### [Task]
Don't copy the pictures; return every other part of the records exactly.
-- Start of Data supplied --
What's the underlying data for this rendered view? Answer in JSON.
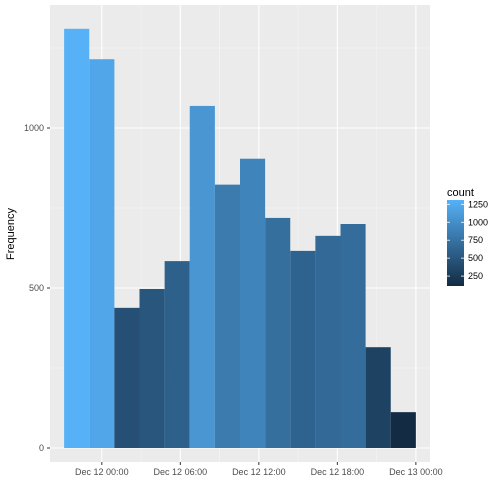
{
  "chart_data": {
    "type": "bar",
    "title": "",
    "xlabel": "",
    "ylabel": "Frequency",
    "x_ticks": [
      "Dec 12 00:00",
      "Dec 12 06:00",
      "Dec 12 12:00",
      "Dec 12 18:00",
      "Dec 13 00:00"
    ],
    "x_tick_hours": [
      0,
      6,
      12,
      18,
      24
    ],
    "y_ticks": [
      0,
      500,
      1000
    ],
    "ylim": [
      0,
      1330
    ],
    "bins": [
      {
        "start_hour": -2.88,
        "end_hour": -0.96,
        "count": 1310
      },
      {
        "start_hour": -0.96,
        "end_hour": 0.96,
        "count": 1215
      },
      {
        "start_hour": 0.96,
        "end_hour": 2.88,
        "count": 438
      },
      {
        "start_hour": 2.88,
        "end_hour": 4.8,
        "count": 497
      },
      {
        "start_hour": 4.8,
        "end_hour": 6.72,
        "count": 584
      },
      {
        "start_hour": 6.72,
        "end_hour": 8.64,
        "count": 1069
      },
      {
        "start_hour": 8.64,
        "end_hour": 10.56,
        "count": 823
      },
      {
        "start_hour": 10.56,
        "end_hour": 12.48,
        "count": 904
      },
      {
        "start_hour": 12.48,
        "end_hour": 14.4,
        "count": 719
      },
      {
        "start_hour": 14.4,
        "end_hour": 16.32,
        "count": 616
      },
      {
        "start_hour": 16.32,
        "end_hour": 18.24,
        "count": 663
      },
      {
        "start_hour": 18.24,
        "end_hour": 20.16,
        "count": 700
      },
      {
        "start_hour": 20.16,
        "end_hour": 22.08,
        "count": 315
      },
      {
        "start_hour": 22.08,
        "end_hour": 24.0,
        "count": 112
      }
    ],
    "legend": {
      "title": "count",
      "position": "right",
      "breaks": [
        250,
        500,
        750,
        1000,
        1250
      ],
      "low_color": "#132B43",
      "high_color": "#56B1F7"
    },
    "grid": true
  }
}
-- End of Data supplied --
### [Answer for this exercise]
What's the underlying data for this rendered view? Answer in JSON.
{
  "chart_data": {
    "type": "bar",
    "title": "",
    "xlabel": "",
    "ylabel": "Frequency",
    "x_ticks": [
      "Dec 12 00:00",
      "Dec 12 06:00",
      "Dec 12 12:00",
      "Dec 12 18:00",
      "Dec 13 00:00"
    ],
    "x_tick_hours": [
      0,
      6,
      12,
      18,
      24
    ],
    "y_ticks": [
      0,
      500,
      1000
    ],
    "ylim": [
      0,
      1330
    ],
    "bins": [
      {
        "start_hour": -2.88,
        "end_hour": -0.96,
        "count": 1310
      },
      {
        "start_hour": -0.96,
        "end_hour": 0.96,
        "count": 1215
      },
      {
        "start_hour": 0.96,
        "end_hour": 2.88,
        "count": 438
      },
      {
        "start_hour": 2.88,
        "end_hour": 4.8,
        "count": 497
      },
      {
        "start_hour": 4.8,
        "end_hour": 6.72,
        "count": 584
      },
      {
        "start_hour": 6.72,
        "end_hour": 8.64,
        "count": 1069
      },
      {
        "start_hour": 8.64,
        "end_hour": 10.56,
        "count": 823
      },
      {
        "start_hour": 10.56,
        "end_hour": 12.48,
        "count": 904
      },
      {
        "start_hour": 12.48,
        "end_hour": 14.4,
        "count": 719
      },
      {
        "start_hour": 14.4,
        "end_hour": 16.32,
        "count": 616
      },
      {
        "start_hour": 16.32,
        "end_hour": 18.24,
        "count": 663
      },
      {
        "start_hour": 18.24,
        "end_hour": 20.16,
        "count": 700
      },
      {
        "start_hour": 20.16,
        "end_hour": 22.08,
        "count": 315
      },
      {
        "start_hour": 22.08,
        "end_hour": 24.0,
        "count": 112
      }
    ],
    "legend": {
      "title": "count",
      "position": "right",
      "breaks": [
        250,
        500,
        750,
        1000,
        1250
      ],
      "low_color": "#132B43",
      "high_color": "#56B1F7"
    },
    "grid": true
  }
}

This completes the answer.